# Selected excerpt
..........
Dan Holly, Jr., a witness for the plaintiff, testified that he was an assistant at the Druid Funeral Service. When he embalmed Ronald's body he noticed a sort of bruise on his forehead. This bruise was not apparent until the embalming fluid started filling the capillaries, and then a spot about the size of a twenty-five cent piece turned brown "like some of the skin does." There was no abrasion at the spot.
On cross examination Holly testified that he made no record of this bruise, and told no one about it until a few days before the trial as he "was not supposed to say anything." *827 Holly further testified that his partner is the uncle of Ronald Green.
Holly did not express any opinion as to the age of the bruise.
While the complaint alleges that the rods in the pool were sharp, none of the witnesses for the plaintiff testified as to the shape of the upper ends of the rods. On the other hand, two of the defendant's witnesses, long time employees of the defendant and familiar with the pool, testified that the rods were not sharp. We conclude that the rods were not pointed, but sharp only in the sense that any iron rod of a half inch or one inch in diameter is sharp to one falling against it.
Under ordinary conditions trespassing children, or children on the land of another as bare licensees, occupy the same position as trespassing adults. Highland Avenue & Belt R. Co. v. Robbins, 124 Ala. 113, 27 So. 422. A land owner is not required to anticipate that children will go where they have no right to be. Sheffield Co. v. Morton, 161 Ala. 153, 49 So. 772.
In 1873 the United States Supreme Court issued its opinion in Sioux City and P. R. Co. v. Stout, 17 Wall. 657, 21 L. Ed. 745. Leon Green in his article "Landowners Responsibility to Children," 10 Tex.L.Rev. 1, characterizes the opinion as a simple one, tried in a simple negligence theory and affirmed on the same basis. Stout, a six year old child, was injured while playing on an unlocked turntable in a small Nebraska town. As pointed out by Green, supra, the furor over the opinion arose over the rejection of the centuries old doctrine that a landowner owed a trespasser no duty of care, and the substitution therefor of the idea that under certain circumstances the landowner could be responsible for injuries to children lured onto his land by situations especially attractive to children. Negligence had triumphed over trespass and its accompanying protections thrown about the landowner where the trespasser was a child.
..........
# Information supplied

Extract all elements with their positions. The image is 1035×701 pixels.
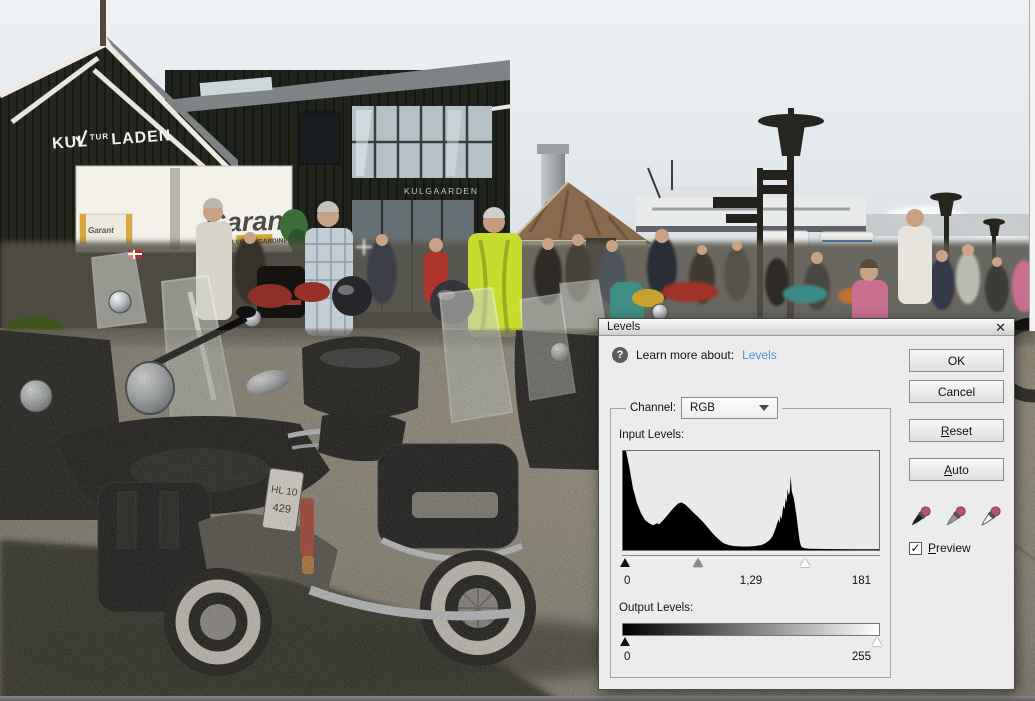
garant-truck: Garant Garant FOR GULVE OG GARDINER: [76, 166, 308, 252]
chevron-down-icon: [759, 405, 769, 411]
input-levels-label: Input Levels:: [619, 429, 684, 441]
input-highlight-slider[interactable]: [800, 558, 810, 567]
output-shadow-value: 0: [624, 651, 630, 663]
input-highlight-value: 181: [852, 575, 871, 587]
input-shadow-value: 0: [624, 575, 630, 587]
levels-dialog: Levels ✕ ? Learn more about: Levels Chan…: [598, 318, 1015, 690]
cancel-button[interactable]: Cancel: [909, 380, 1004, 403]
workspace-edge-strip: [1029, 0, 1035, 331]
preview-row: ✓ Preview: [909, 541, 971, 555]
output-levels-label: Output Levels:: [619, 602, 693, 614]
channel-select[interactable]: RGB: [681, 397, 778, 419]
dialog-titlebar[interactable]: Levels ✕: [599, 319, 1014, 336]
channel-row: Channel: RGB: [626, 397, 782, 419]
histogram-area: [623, 451, 879, 550]
screenshot-root: KULGAARDEN KULTURLADEN Garant Garant FOR…: [0, 0, 1035, 701]
input-values: 0 1,29 181: [622, 575, 880, 589]
black-point-eyedropper-icon[interactable]: [905, 503, 935, 531]
reset-button[interactable]: Reset: [909, 419, 1004, 442]
output-gradient-bar: [622, 623, 880, 636]
input-gamma-value: 1,29: [740, 575, 762, 587]
gray-point-eyedropper-icon[interactable]: [940, 503, 970, 531]
output-highlight-slider[interactable]: [872, 637, 882, 646]
input-gamma-slider[interactable]: [693, 558, 703, 567]
dialog-title: Levels: [607, 321, 640, 333]
input-slider-track: [622, 555, 880, 559]
window-bottom-edge: [0, 696, 1035, 701]
channel-value: RGB: [690, 402, 715, 414]
levels-help-link[interactable]: Levels: [742, 348, 777, 362]
channel-label: Channel:: [630, 402, 676, 414]
close-icon[interactable]: ✕: [995, 321, 1006, 334]
eyedropper-row: [905, 503, 1005, 531]
preview-label[interactable]: Preview: [928, 541, 971, 555]
white-point-eyedropper-icon[interactable]: [975, 503, 1005, 531]
kulgaarden-sign: KULGAARDEN: [404, 186, 479, 196]
help-text: Learn more about:: [636, 348, 734, 362]
input-shadow-slider[interactable]: [620, 558, 630, 567]
histogram: [622, 450, 880, 551]
ok-button[interactable]: OK: [909, 349, 1004, 372]
help-icon: ?: [612, 347, 628, 363]
preview-checkbox[interactable]: ✓: [909, 542, 922, 555]
output-values: 0 255: [622, 651, 880, 665]
help-row: ? Learn more about: Levels: [612, 347, 777, 363]
output-shadow-slider[interactable]: [620, 637, 630, 646]
output-highlight-value: 255: [852, 651, 871, 663]
garant-small-sign: Garant: [88, 226, 114, 235]
auto-button[interactable]: Auto: [909, 458, 1004, 481]
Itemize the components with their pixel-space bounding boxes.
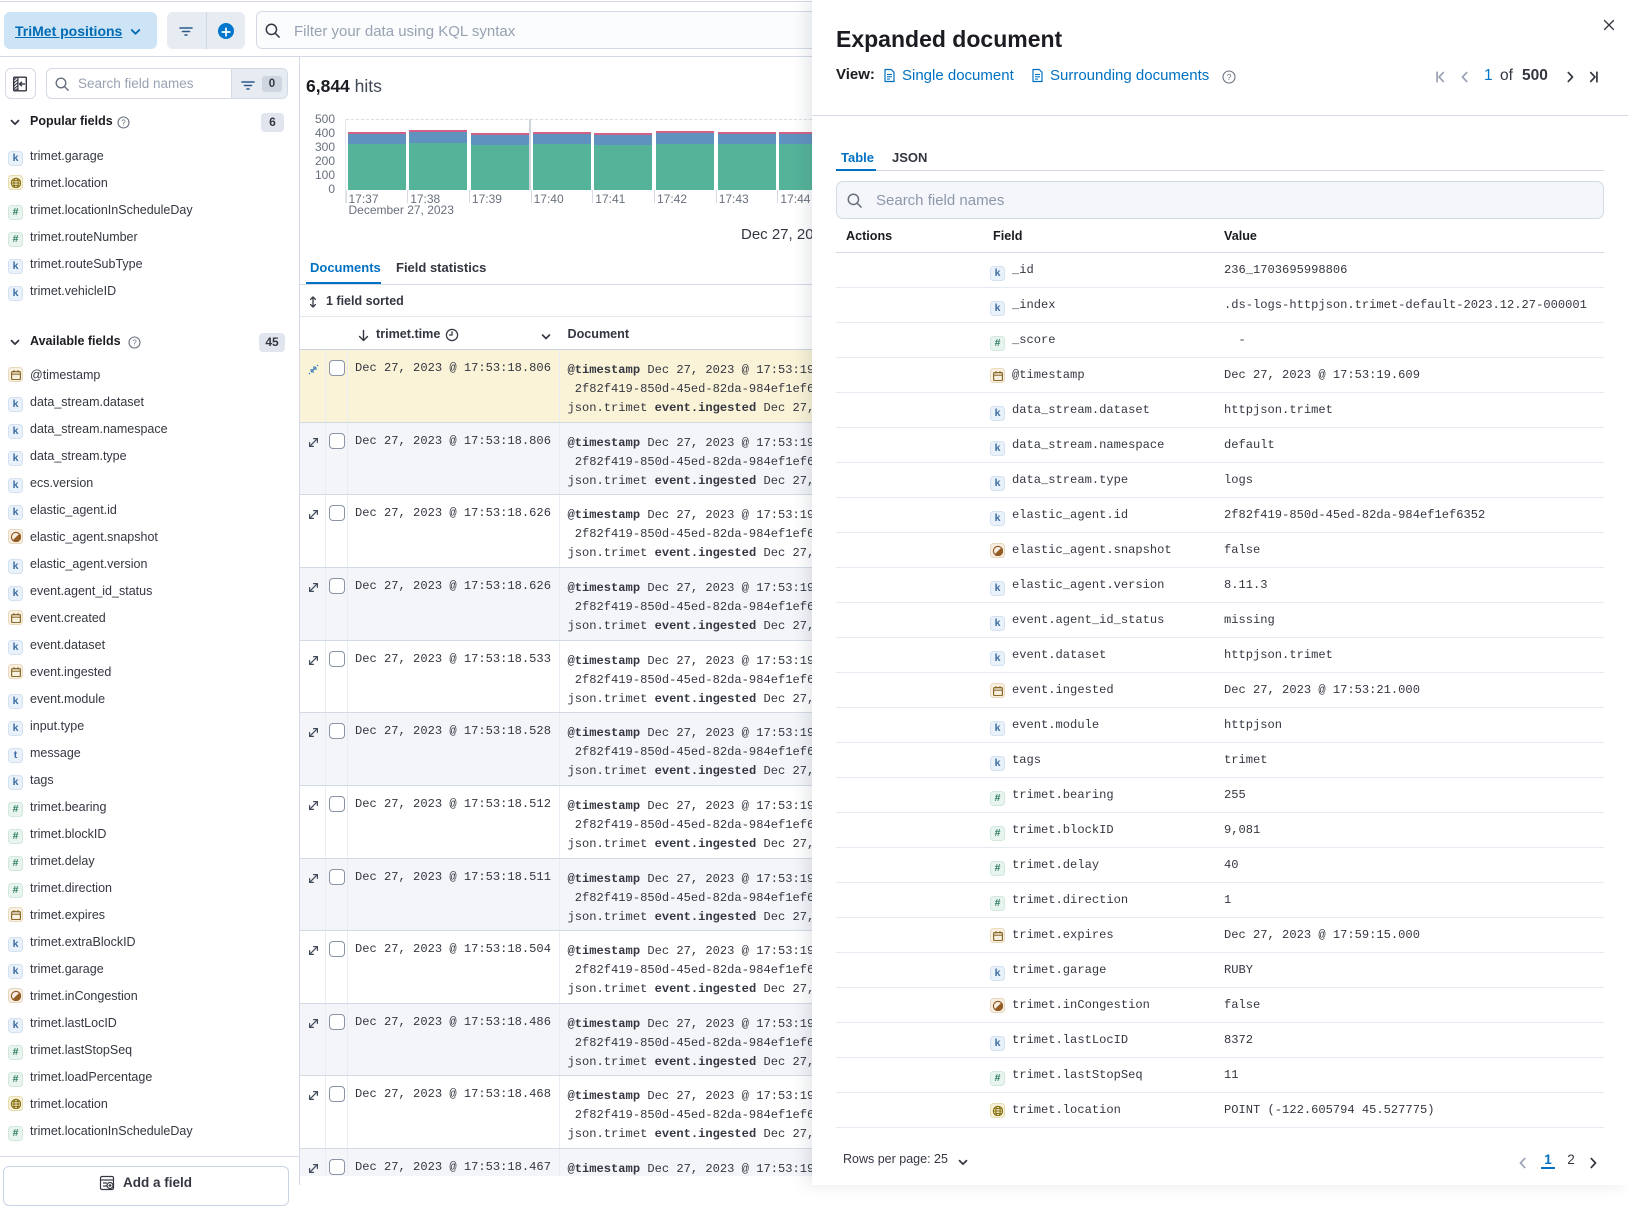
- svg-text:?: ?: [121, 119, 126, 128]
- svg-text:?: ?: [1227, 72, 1232, 82]
- svg-text:?: ?: [132, 339, 137, 348]
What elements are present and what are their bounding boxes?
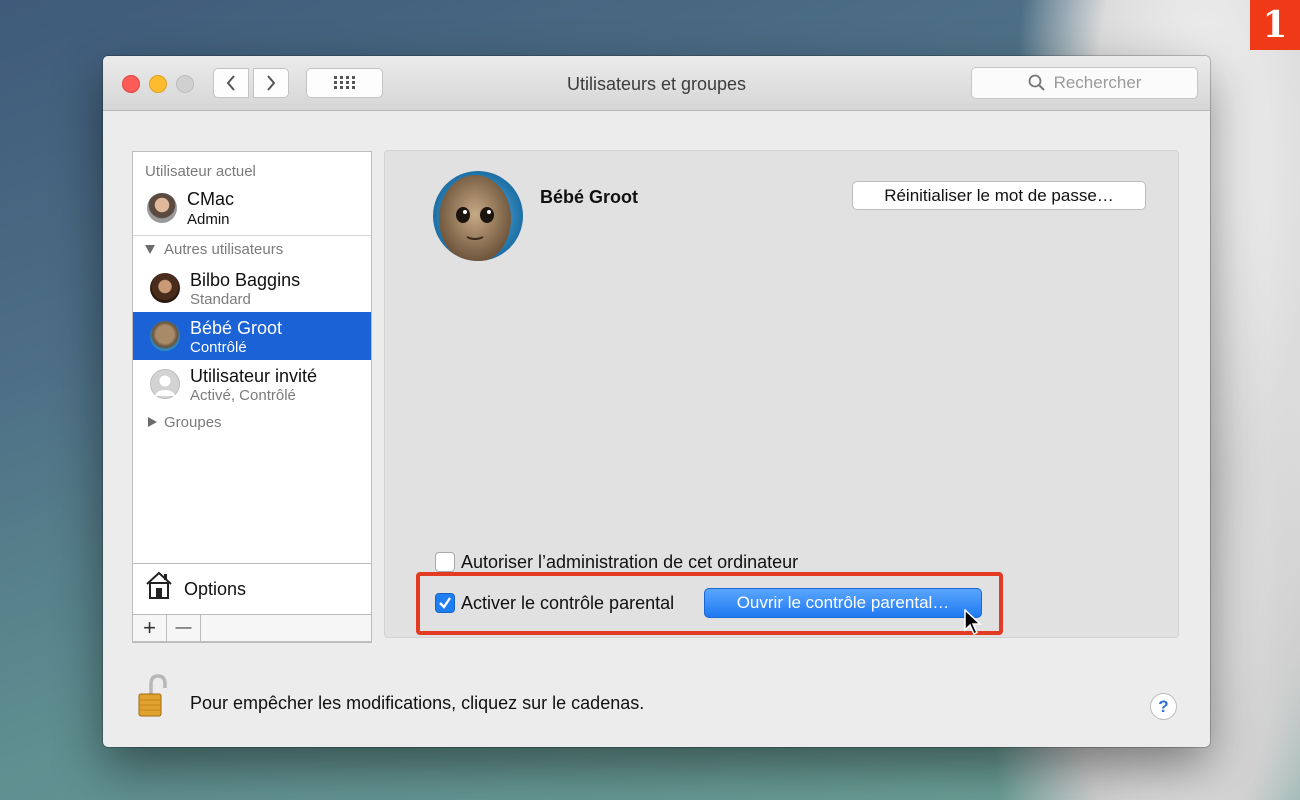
admin-checkbox-label[interactable]: Autoriser l’administration de cet ordina… [461,552,798,573]
current-user-header: Utilisateur actuel [145,163,256,180]
user-row-bilbo[interactable]: Bilbo Baggins Standard [133,264,371,312]
user-name: Bébé Groot [190,318,283,338]
user-name: CMac [187,189,235,209]
parental-control-label[interactable]: Activer le contrôle parental [461,593,674,614]
search-placeholder: Rechercher [1053,73,1142,92]
other-users-header: Autres utilisateurs [164,241,284,258]
user-role: Activé, Contrôlé [190,387,296,404]
checkmark-icon [439,597,451,609]
options-label: Options [184,579,247,599]
disclosure-closed-icon[interactable] [146,416,158,428]
user-name: Utilisateur invité [190,366,318,386]
avatar [147,193,177,223]
search-field[interactable]: Rechercher [971,67,1198,99]
disclosure-open-icon[interactable] [144,243,156,255]
parental-control-checkbox[interactable] [435,593,455,613]
user-row-bebe-groot[interactable]: Bébé Groot Contrôlé [133,312,371,360]
selected-user-name: Bébé Groot [540,187,639,207]
open-parental-controls-button[interactable]: Ouvrir le contrôle parental… [704,588,982,618]
preferences-window: Utilisateurs et groupes Rechercher Utili… [103,56,1210,747]
groot-avatar-icon [433,171,523,261]
user-name: Bilbo Baggins [190,270,301,290]
lock-message: Pour empêcher les modifications, cliquez… [190,693,645,713]
admin-checkbox[interactable] [435,552,455,572]
avatar [150,273,180,303]
avatar [150,321,180,351]
user-picture[interactable] [433,171,523,261]
options-row[interactable]: Options [133,563,371,614]
user-role: Standard [190,291,251,308]
reset-password-button[interactable]: Réinitialiser le mot de passe… [852,181,1146,210]
title-bar: Utilisateurs et groupes Rechercher [103,56,1210,111]
user-role: Contrôlé [190,339,247,356]
users-list: Utilisateur actuel CMac Admin Autres uti… [132,151,372,643]
search-icon [1028,74,1045,91]
padlock-unlocked-icon[interactable] [137,674,167,718]
user-row-cmac[interactable]: CMac Admin [133,184,371,232]
divider [133,235,371,236]
guest-avatar-icon [150,369,180,399]
user-row-guest[interactable]: Utilisateur invité Activé, Contrôlé [133,360,371,408]
add-user-button[interactable]: + [133,615,167,641]
user-role: Admin [187,211,230,228]
help-button[interactable]: ? [1150,693,1177,720]
house-icon [146,571,172,599]
remove-user-button[interactable]: — [167,615,201,641]
add-remove-bar: + — [132,614,372,642]
groups-header: Groupes [164,414,222,431]
step-badge: 1 [1250,0,1300,50]
user-detail-panel: Bébé Groot Réinitialiser le mot de passe… [384,150,1179,638]
mouse-cursor-icon [964,609,982,635]
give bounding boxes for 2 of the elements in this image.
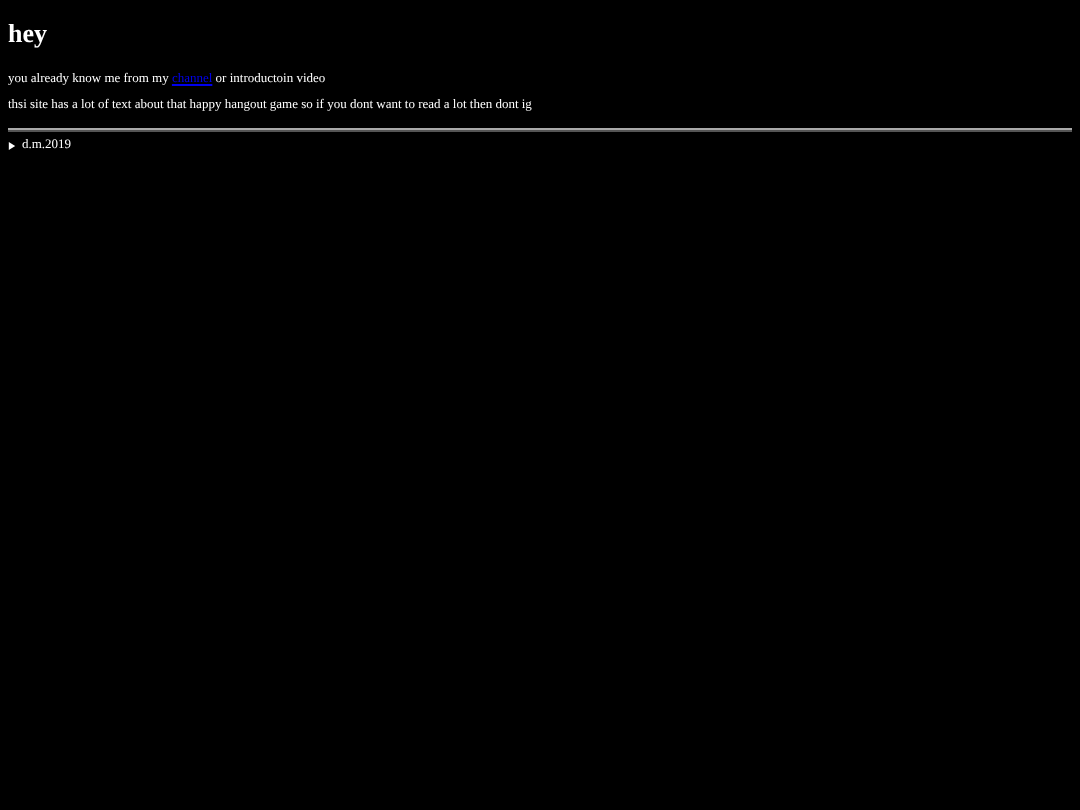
page-heading: hey bbox=[8, 18, 49, 50]
collapsed-triangle-icon[interactable] bbox=[8, 141, 16, 149]
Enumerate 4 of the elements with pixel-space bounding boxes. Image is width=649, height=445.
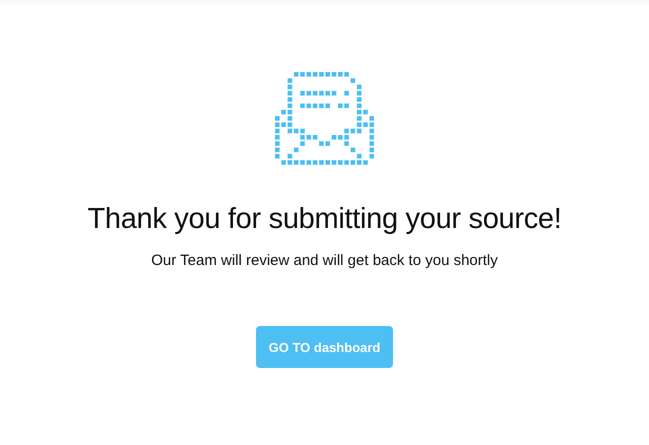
- dashboard-button[interactable]: GO TO dashboard: [256, 326, 394, 368]
- heading: Thank you for submitting your source!: [87, 203, 562, 236]
- envelope-icon: [275, 72, 374, 165]
- message: Our Team will review and will get back to you shortly: [151, 252, 498, 269]
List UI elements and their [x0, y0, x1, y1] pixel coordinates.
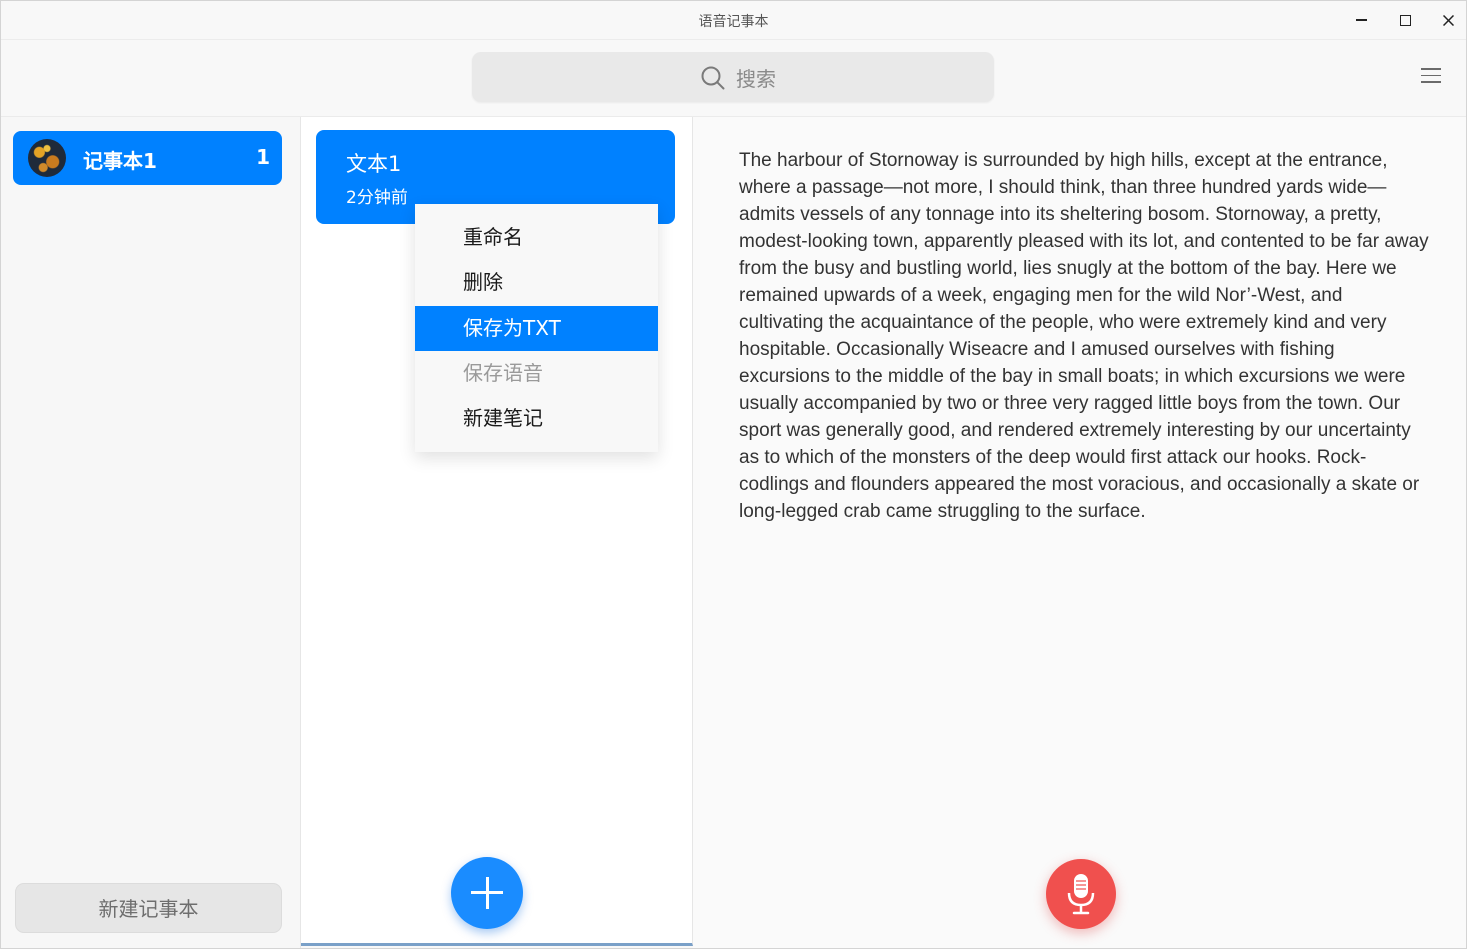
..........
# Exercise
Please write out the passage from the court opinion above on landowner liability to children, between "Under ordinary conditions" and "49 So. 772.", inclusive.

# Output of the task
Under ordinary conditions trespassing children, or children on the land of another as bare licensees, occupy the same position as trespassing adults. Highland Avenue & Belt R. Co. v. Robbins, 124 Ala. 113, 27 So. 422. A land owner is not required to anticipate that children will go where they have no right to be. Sheffield Co. v. Morton, 161 Ala. 153, 49 So. 772.